• **PROBLEM DETAILS**: State how many lines of the entries hold the string "JSON". Reply with the number alone.

Records contained in a dataset

▼

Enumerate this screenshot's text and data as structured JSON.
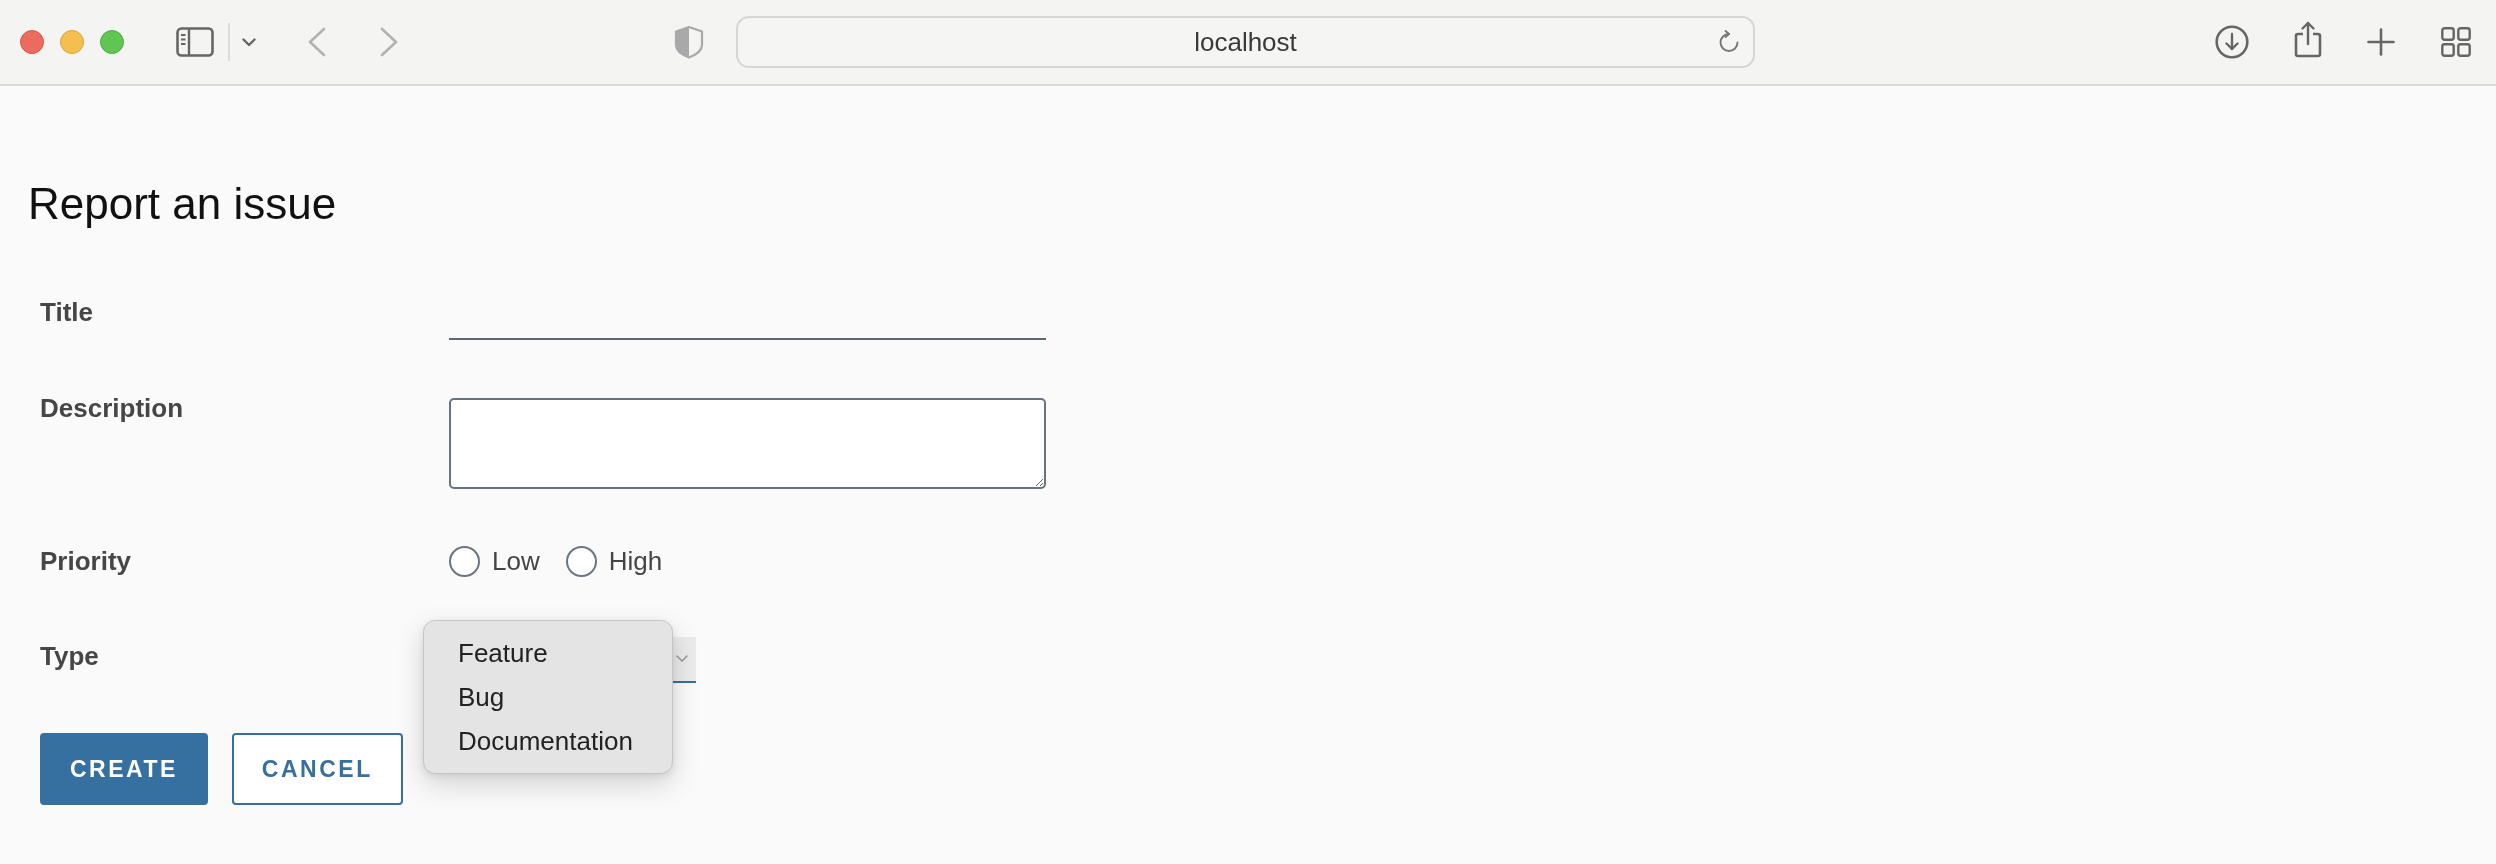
{
  "browser": {
    "address": "localhost"
  },
  "page": {
    "title": "Report an issue"
  },
  "form": {
    "fields": [
      {
        "kind": "text",
        "label": "Title"
      },
      {
        "kind": "textarea",
        "label": "Description"
      },
      {
        "kind": "radio",
        "label": "Priority",
        "options": [
          {
            "label": "Low",
            "checked": false
          },
          {
            "label": "High",
            "checked": false
          }
        ]
      },
      {
        "kind": "select",
        "label": "Type",
        "open": true,
        "options": [
          {
            "label": "Feature",
            "selected": false
          },
          {
            "label": "Bug",
            "selected": false
          },
          {
            "label": "Documentation",
            "selected": false
          }
        ]
      }
    ]
  },
  "buttons": [
    {
      "kind": "primary",
      "label": "CREATE"
    },
    {
      "kind": "secondary",
      "label": "CANCEL"
    }
  ]
}
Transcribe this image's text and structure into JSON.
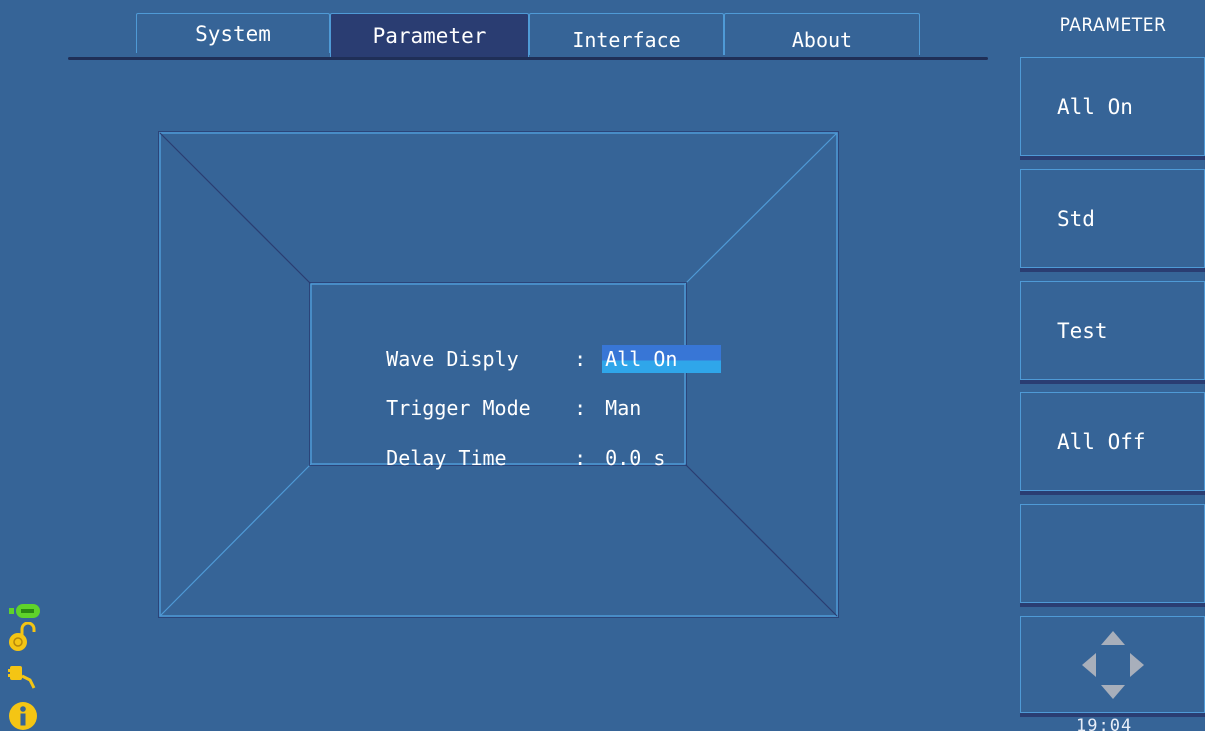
{
  "tabs": [
    {
      "label": "System",
      "active": false
    },
    {
      "label": "Parameter",
      "active": true
    },
    {
      "label": "Interface",
      "active": false
    },
    {
      "label": "About",
      "active": false
    }
  ],
  "panel": {
    "title": "PARAMETER",
    "softkeys": [
      {
        "label": "All On"
      },
      {
        "label": "Std"
      },
      {
        "label": "Test"
      },
      {
        "label": "All Off"
      },
      {
        "label": ""
      }
    ],
    "nav_icon": "direction-pad-icon"
  },
  "parameters": [
    {
      "label": "Wave Disply",
      "value": "All On",
      "selected": true
    },
    {
      "label": "Trigger Mode",
      "value": "Man",
      "selected": false
    },
    {
      "label": "Delay Time",
      "value": "0.0 s",
      "selected": false
    }
  ],
  "status_icons": [
    "usb-icon",
    "unlock-icon",
    "power-plug-icon",
    "info-icon"
  ],
  "clock": "19:04",
  "colors": {
    "background": "#366497",
    "active_tab": "#2a3d72",
    "border": "#4f9ad6",
    "selection": "#3876d6",
    "usb_green": "#5fd32a",
    "icon_yellow": "#f4c514"
  }
}
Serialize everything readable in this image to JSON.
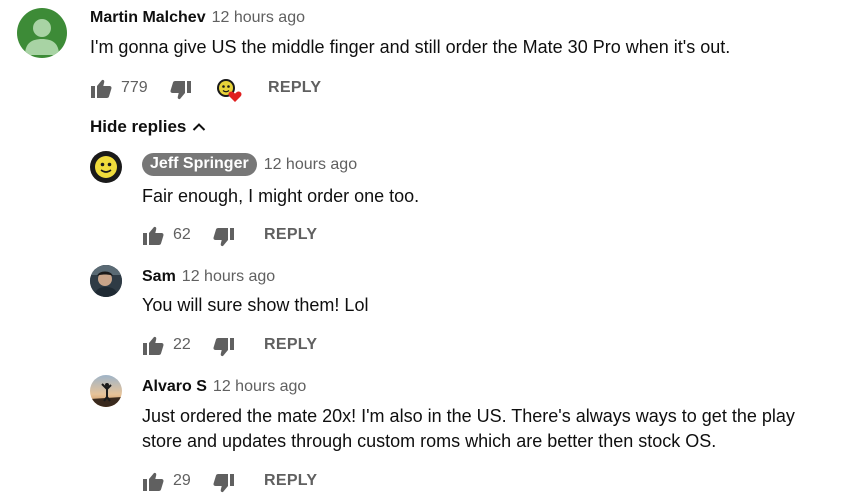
{
  "comment": {
    "author": "Martin Malchev",
    "time": "12 hours ago",
    "text": "I'm gonna give US the middle finger and still order the Mate 30 Pro when it's out.",
    "likes": "779",
    "reply_label": "REPLY",
    "creator_heart": true
  },
  "replies_toggle": {
    "label": "Hide replies"
  },
  "replies": [
    {
      "author": "Jeff Springer",
      "time": "12 hours ago",
      "text": "Fair enough, I might order one too.",
      "likes": "62",
      "reply_label": "REPLY",
      "is_creator": true
    },
    {
      "author": "Sam",
      "time": "12 hours ago",
      "text": "You will sure show them! Lol",
      "likes": "22",
      "reply_label": "REPLY"
    },
    {
      "author": "Alvaro S",
      "time": "12 hours ago",
      "text_line1": "Just ordered the mate 20x! I'm also in the US. There's always ways to get the play",
      "text_line2": "store and updates through custom roms which are better then stock OS.",
      "likes": "29",
      "reply_label": "REPLY"
    }
  ],
  "colors": {
    "text_primary": "#0f0f0f",
    "text_secondary": "#606060",
    "avatar_green": "#3d8b37",
    "creator_badge": "#777777",
    "heart": "#e01f1f"
  }
}
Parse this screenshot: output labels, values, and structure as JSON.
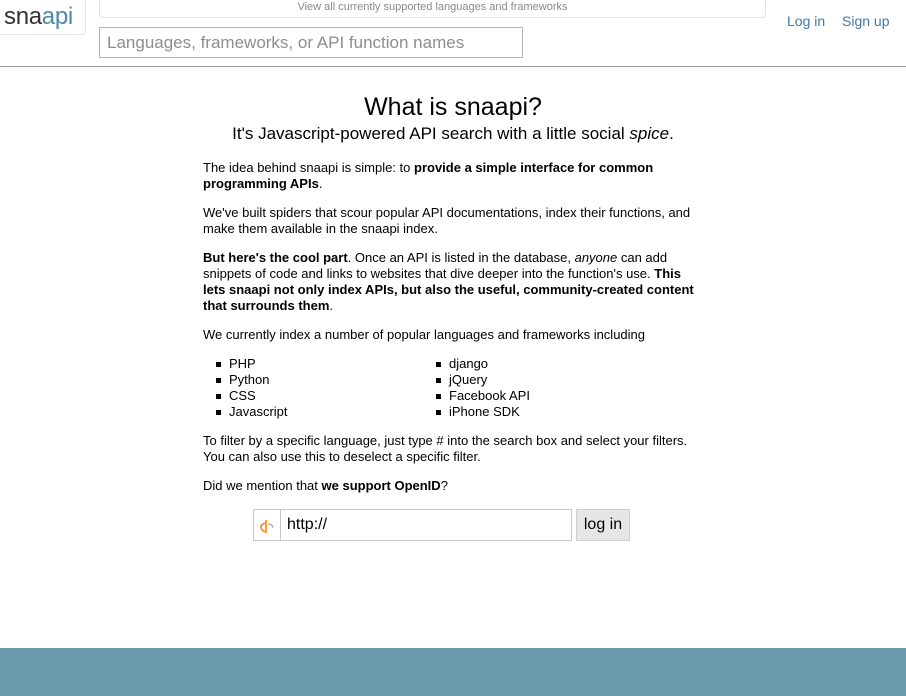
{
  "header": {
    "logo_part1": "sna",
    "logo_part2": "api",
    "languages_link": "View all currently supported languages and frameworks",
    "search_placeholder": "Languages, frameworks, or API function names",
    "nav": {
      "login": "Log in",
      "signup": "Sign up"
    }
  },
  "main": {
    "title": "What is snaapi?",
    "subtitle_prefix": "It's Javascript-powered API search with a little social ",
    "subtitle_em": "spice",
    "subtitle_suffix": ".",
    "p1_prefix": "The idea behind snaapi is simple: to ",
    "p1_bold": "provide a simple interface for common programming APIs",
    "p1_suffix": ".",
    "p2": "We've built spiders that scour popular API documentations, index their functions, and make them available in the snaapi index.",
    "p3_bold1": "But here's the cool part",
    "p3_text1": ". Once an API is listed in the database, ",
    "p3_em": "anyone",
    "p3_text2": " can add snippets of code and links to websites that dive deeper into the function's use. ",
    "p3_bold2": "This lets snaapi not only index APIs, but also the useful, community-created content that surrounds them",
    "p3_suffix": ".",
    "p4": "We currently index a number of popular languages and frameworks including",
    "languages_left": [
      "PHP",
      "Python",
      "CSS",
      "Javascript"
    ],
    "languages_right": [
      "django",
      "jQuery",
      "Facebook API",
      "iPhone SDK"
    ],
    "p5": "To filter by a specific language, just type # into the search box and select your filters. You can also use this to deselect a specific filter.",
    "p6_prefix": "Did we mention that ",
    "p6_bold": "we support OpenID",
    "p6_suffix": "?"
  },
  "openid": {
    "icon": "openid-icon",
    "input_value": "http://",
    "button_label": "log in"
  },
  "colors": {
    "link": "#3f79a3",
    "logo_api": "#4f87ab",
    "footer": "#6a9aac"
  }
}
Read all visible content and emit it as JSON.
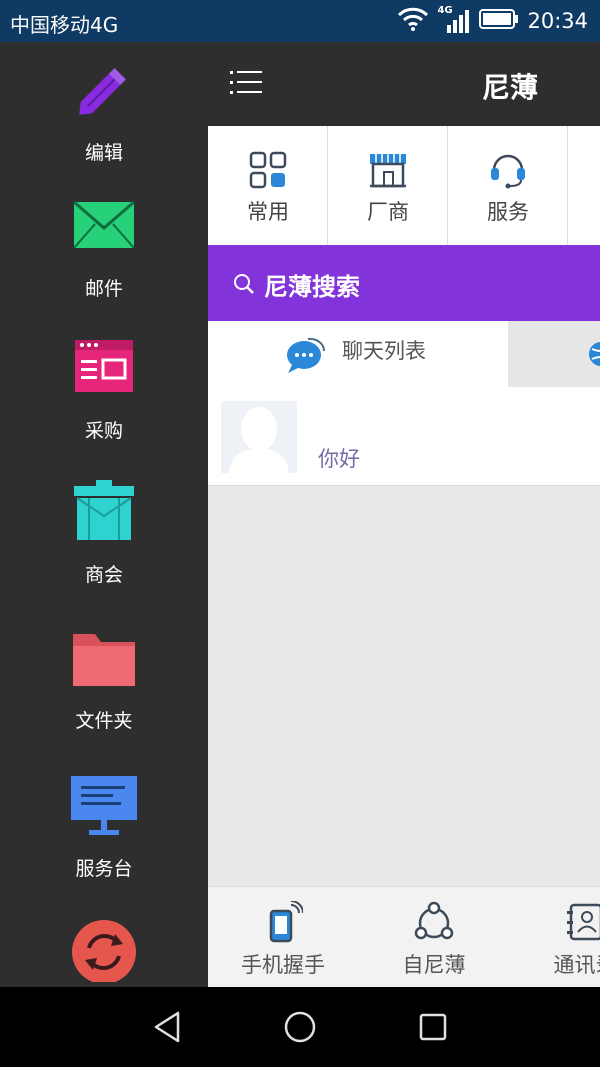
{
  "status_bar": {
    "carrier": "中国移动4G",
    "network_badge": "4G",
    "time": "20:34"
  },
  "drawer": {
    "items": [
      {
        "label": "编辑",
        "icon": "pencil-icon",
        "color": "#8a2be2"
      },
      {
        "label": "邮件",
        "icon": "mail-icon",
        "color": "#27d17a"
      },
      {
        "label": "采购",
        "icon": "purchase-icon",
        "color": "#e5267a"
      },
      {
        "label": "商会",
        "icon": "chamber-icon",
        "color": "#2ed3cf"
      },
      {
        "label": "文件夹",
        "icon": "folder-icon",
        "color": "#ef6a73"
      },
      {
        "label": "服务台",
        "icon": "service-desk-icon",
        "color": "#4a88f0"
      },
      {
        "label": "",
        "icon": "sync-icon",
        "color": "#e5574d"
      }
    ]
  },
  "header": {
    "title": "尼薄",
    "menu_icon": "list-menu-icon"
  },
  "quick_grid": {
    "items": [
      {
        "label": "常用",
        "icon": "grid-icon"
      },
      {
        "label": "厂商",
        "icon": "storefront-icon"
      },
      {
        "label": "服务",
        "icon": "headset-icon"
      }
    ]
  },
  "search": {
    "label": "尼薄搜索",
    "color": "#8233d9"
  },
  "tabs": {
    "active": "聊天列表"
  },
  "chat_list": [
    {
      "message": "你好",
      "avatar": "default-avatar"
    }
  ],
  "bottom_nav": {
    "items": [
      {
        "label": "手机握手",
        "icon": "phone-handshake-icon"
      },
      {
        "label": "自尼薄",
        "icon": "share-nodes-icon"
      },
      {
        "label": "通讯录",
        "icon": "contacts-icon"
      }
    ]
  }
}
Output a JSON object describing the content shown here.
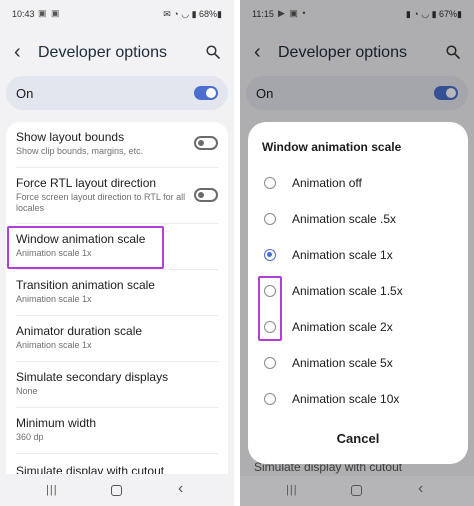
{
  "left": {
    "status": {
      "time": "10:43",
      "notifs": "▣ ▣",
      "right": "✉ ◔ ◡ ▮ 68%▮"
    },
    "appbar": {
      "title": "Developer options"
    },
    "master": {
      "label": "On"
    },
    "items": [
      {
        "title": "Show layout bounds",
        "sub": "Show clip bounds, margins, etc.",
        "toggle": "off"
      },
      {
        "title": "Force RTL layout direction",
        "sub": "Force screen layout direction to RTL for all locales",
        "toggle": "off"
      },
      {
        "title": "Window animation scale",
        "sub": "Animation scale 1x"
      },
      {
        "title": "Transition animation scale",
        "sub": "Animation scale 1x"
      },
      {
        "title": "Animator duration scale",
        "sub": "Animation scale 1x"
      },
      {
        "title": "Simulate secondary displays",
        "sub": "None"
      },
      {
        "title": "Minimum width",
        "sub": "360 dp"
      },
      {
        "title": "Simulate display with cutout",
        "sub": ""
      }
    ]
  },
  "right": {
    "status": {
      "time": "11:15",
      "notifs": "▶ ▣ •",
      "right": "▮ ◔ ◡ ▮ 67%▮"
    },
    "appbar": {
      "title": "Developer options"
    },
    "master": {
      "label": "On"
    },
    "dialog": {
      "title": "Window animation scale",
      "selected_index": 2,
      "options": [
        "Animation off",
        "Animation scale .5x",
        "Animation scale 1x",
        "Animation scale 1.5x",
        "Animation scale 2x",
        "Animation scale 5x",
        "Animation scale 10x"
      ],
      "cancel": "Cancel"
    },
    "peek_text": "Simulate display with cutout"
  },
  "colors": {
    "accent": "#4b6fd0",
    "highlight": "#b33ed6"
  }
}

▲

• **RESPONSE TO THE EXERCISE**: 6